Give only the number of lines where "Chief" occurs.

Extracted records
=======

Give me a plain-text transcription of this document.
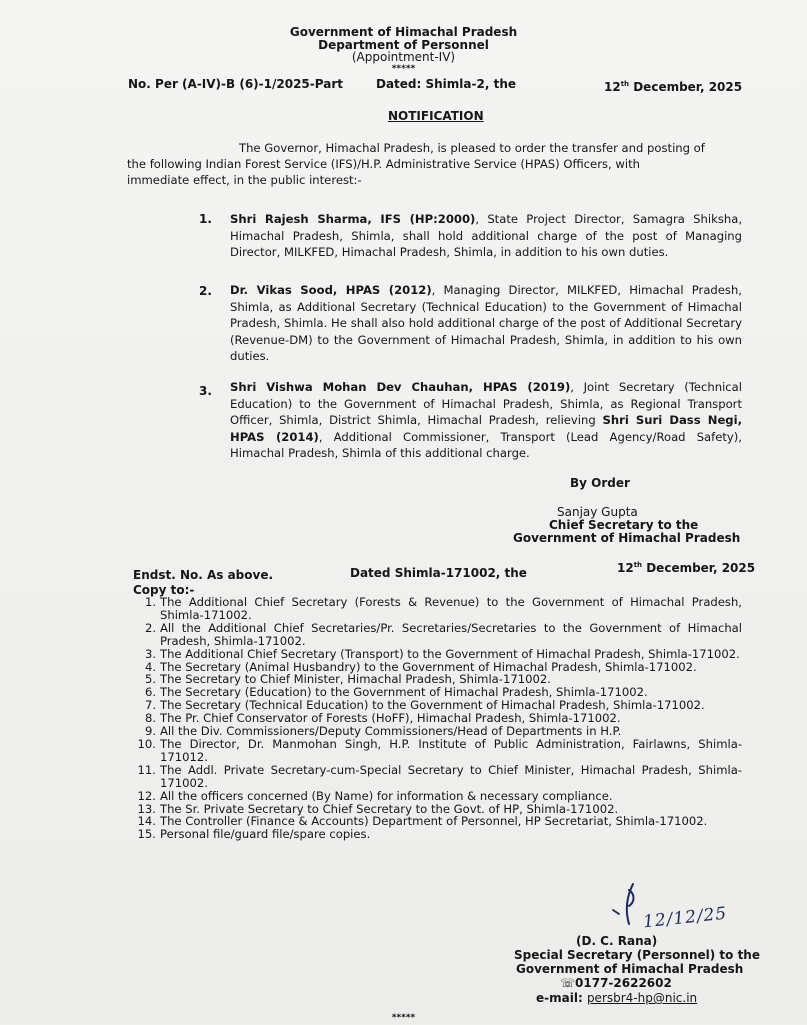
Government of Himachal Pradesh
Department of Personnel
(Appointment-IV)
*****
No. Per (A-IV)-B (6)-1/2025-Part	Dated: Shimla-2, the	12th December, 2025
NOTIFICATION

The Governor, Himachal Pradesh, is pleased to order the transfer and posting of

the following Indian Forest Service (IFS)/H.P. Administrative Service (HPAS) Officers, with

immediate effect, in the public interest:-

1. Shri Rajesh Sharma, IFS (HP:2000), State Project Director, Samagra Shiksha, Himachal Pradesh, Shimla, shall hold additional charge of the post of Managing Director, MILKFED, Himachal Pradesh, Shimla, in addition to his own duties.
2. Dr. Vikas Sood, HPAS (2012), Managing Director, MILKFED, Himachal Pradesh, Shimla, as Additional Secretary (Technical Education) to the Government of Himachal Pradesh, Shimla. He shall also hold additional charge of the post of Additional Secretary (Revenue-DM) to the Government of Himachal Pradesh, Shimla, in addition to his own duties.
3. Shri Vishwa Mohan Dev Chauhan, HPAS (2019), Joint Secretary (Technical Education) to the Government of Himachal Pradesh, Shimla, as Regional Transport Officer, Shimla, District Shimla, Himachal Pradesh, relieving Shri Suri Dass Negi, HPAS (2014), Additional Commissioner, Transport (Lead Agency/Road Safety), Himachal Pradesh, Shimla of this additional charge.
By Order
Sanjay Gupta
Chief Secretary to the
Government of Himachal Pradesh
Endst. No. As above.	Dated Shimla-171002, the	12th December, 2025
Copy to:-
1. The Additional Chief Secretary (Forests & Revenue) to the Government of Himachal Pradesh, Shimla-171002.
2. All the Additional Chief Secretaries/Pr. Secretaries/Secretaries to the Government of Himachal Pradesh, Shimla-171002.
3. The Additional Chief Secretary (Transport) to the Government of Himachal Pradesh, Shimla-171002.
4. The Secretary (Animal Husbandry) to the Government of Himachal Pradesh, Shimla-171002.
5. The Secretary to Chief Minister, Himachal Pradesh, Shimla-171002.
6. The Secretary (Education) to the Government of Himachal Pradesh, Shimla-171002.
7. The Secretary (Technical Education) to the Government of Himachal Pradesh, Shimla-171002.
8. The Pr. Chief Conservator of Forests (HoFF), Himachal Pradesh, Shimla-171002.
9. All the Div. Commissioners/Deputy Commissioners/Head of Departments in H.P.
10. The Director, Dr. Manmohan Singh, H.P. Institute of Public Administration, Fairlawns, Shimla-171012.
11. The Addl. Private Secretary-cum-Special Secretary to Chief Minister, Himachal Pradesh, Shimla-171002.
12. All the officers concerned (By Name) for information & necessary compliance.
13. The Sr. Private Secretary to Chief Secretary to the Govt. of HP, Shimla-171002.
14. The Controller (Finance & Accounts) Department of Personnel, HP Secretariat, Shimla-171002.
15. Personal file/guard file/spare copies.
12/12/25
(D. C. Rana)
Special Secretary (Personnel) to the
Government of Himachal Pradesh
☏0177-2622602
e-mail: persbr4-hp@nic.in
*****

=======

▶ _Exercise output_:
8